= Exercise details =
Show all lines holding the string "SPARK".

= Record set =

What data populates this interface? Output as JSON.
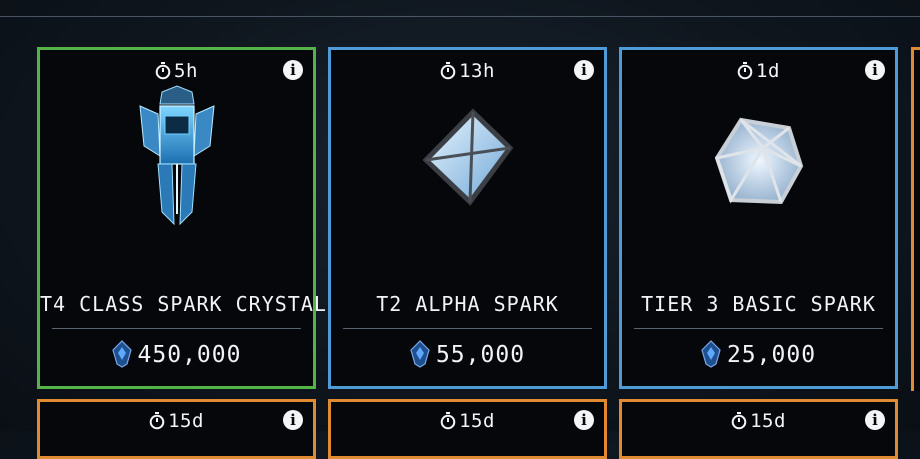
{
  "cards": [
    {
      "timer": "5h",
      "title": "T4 CLASS SPARK CRYSTAL",
      "price": "450,000",
      "border": "#55b447"
    },
    {
      "timer": "13h",
      "title": "T2 ALPHA SPARK",
      "price": "55,000",
      "border": "#4f9bd8"
    },
    {
      "timer": "1d",
      "title": "TIER 3 BASIC SPARK",
      "price": "25,000",
      "border": "#4f9bd8"
    }
  ],
  "next_row": [
    {
      "timer": "15d",
      "border": "#e08a32"
    },
    {
      "timer": "15d",
      "border": "#e08a32"
    },
    {
      "timer": "15d",
      "border": "#e08a32"
    }
  ],
  "icons": {
    "timer": "stopwatch-icon",
    "info": "info-icon",
    "currency": "crystal-currency-icon"
  }
}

= Written answer =
      "title": "T4 CLASS SPARK CRYSTAL",
      "title": "T2 ALPHA SPARK",
      "title": "TIER 3 BASIC SPARK",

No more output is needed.